Take the listing and print it in full, exactly as given.

━━━━━━━━

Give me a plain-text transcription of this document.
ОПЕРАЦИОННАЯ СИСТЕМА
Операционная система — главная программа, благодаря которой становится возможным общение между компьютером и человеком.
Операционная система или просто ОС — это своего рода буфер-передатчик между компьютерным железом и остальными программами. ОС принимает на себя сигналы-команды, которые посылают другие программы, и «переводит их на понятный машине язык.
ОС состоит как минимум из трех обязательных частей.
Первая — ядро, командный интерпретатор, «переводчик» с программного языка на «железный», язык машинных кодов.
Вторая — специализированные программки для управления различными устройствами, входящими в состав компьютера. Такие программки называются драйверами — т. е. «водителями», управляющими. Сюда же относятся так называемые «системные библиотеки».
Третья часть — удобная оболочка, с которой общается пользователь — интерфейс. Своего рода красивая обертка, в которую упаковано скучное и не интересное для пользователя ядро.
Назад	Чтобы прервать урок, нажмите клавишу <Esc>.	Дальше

━━━━━━━━

▶ [Output]
Give me a plain-text transcription of this document.
ОПЕРАЦИОННАЯ СИСТЕМА
Операционная система — главная программа, благодаря которой становится возможным общение между компьютером и человеком.
Операционная система или просто ОС — это своего рода буфер-передатчик между компьютерным железом и остальными программами. ОС принимает на себя сигналы-команды, которые посылают другие программы, и «переводит их на понятный машине язык.
ОС состоит как минимум из трех обязательных частей.
Первая — ядро, командный интерпретатор, «переводчик» с программного языка на «железный», язык машинных кодов.
Вторая — специализированные программки для управления различными устройствами, входящими в состав компьютера. Такие программки называются драйверами — т. е. «водителями», управляющими. Сюда же относятся так называемые «системные библиотеки».
Третья часть — удобная оболочка, с которой общается пользователь — интерфейс. Своего рода красивая обертка, в которую упаковано скучное и не интересное для пользователя ядро.
Назад	Чтобы прервать урок, нажмите клавишу <Esc>.	Дальше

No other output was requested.